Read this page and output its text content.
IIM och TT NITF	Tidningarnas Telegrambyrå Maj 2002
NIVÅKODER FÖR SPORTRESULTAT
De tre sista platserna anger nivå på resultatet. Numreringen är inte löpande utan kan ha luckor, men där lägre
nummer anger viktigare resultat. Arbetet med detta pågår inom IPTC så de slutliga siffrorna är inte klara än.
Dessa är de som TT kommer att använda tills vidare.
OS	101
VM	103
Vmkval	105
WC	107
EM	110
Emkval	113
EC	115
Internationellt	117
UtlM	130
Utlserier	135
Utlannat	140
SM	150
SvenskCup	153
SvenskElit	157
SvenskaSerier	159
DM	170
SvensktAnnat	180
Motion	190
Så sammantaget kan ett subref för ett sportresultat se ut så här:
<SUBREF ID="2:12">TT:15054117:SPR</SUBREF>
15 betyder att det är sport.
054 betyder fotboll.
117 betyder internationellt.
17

- EXERCISE GOAL -
Repeat every line of the data, exactly and in full.

- SOLUTION TO THE EXERCISE -
Read this page and output its text content.
IIM och TT NITF	Tidningarnas Telegrambyrå Maj 2002
NIVÅKODER FÖR SPORTRESULTAT
De tre sista platserna anger nivå på resultatet. Numreringen är inte löpande utan kan ha luckor, men där lägre
nummer anger viktigare resultat. Arbetet med detta pågår inom IPTC så de slutliga siffrorna är inte klara än.
Dessa är de som TT kommer att använda tills vidare.
OS	101
VM	103
Vmkval	105
WC	107
EM	110
Emkval	113
EC	115
Internationellt	117
UtlM	130
Utlserier	135
Utlannat	140
SM	150
SvenskCup	153
SvenskElit	157
SvenskaSerier	159
DM	170
SvensktAnnat	180
Motion	190
Så sammantaget kan ett subref för ett sportresultat se ut så här:
<SUBREF ID="2:12">TT:15054117:SPR</SUBREF>
15 betyder att det är sport.
054 betyder fotboll.
117 betyder internationellt.
17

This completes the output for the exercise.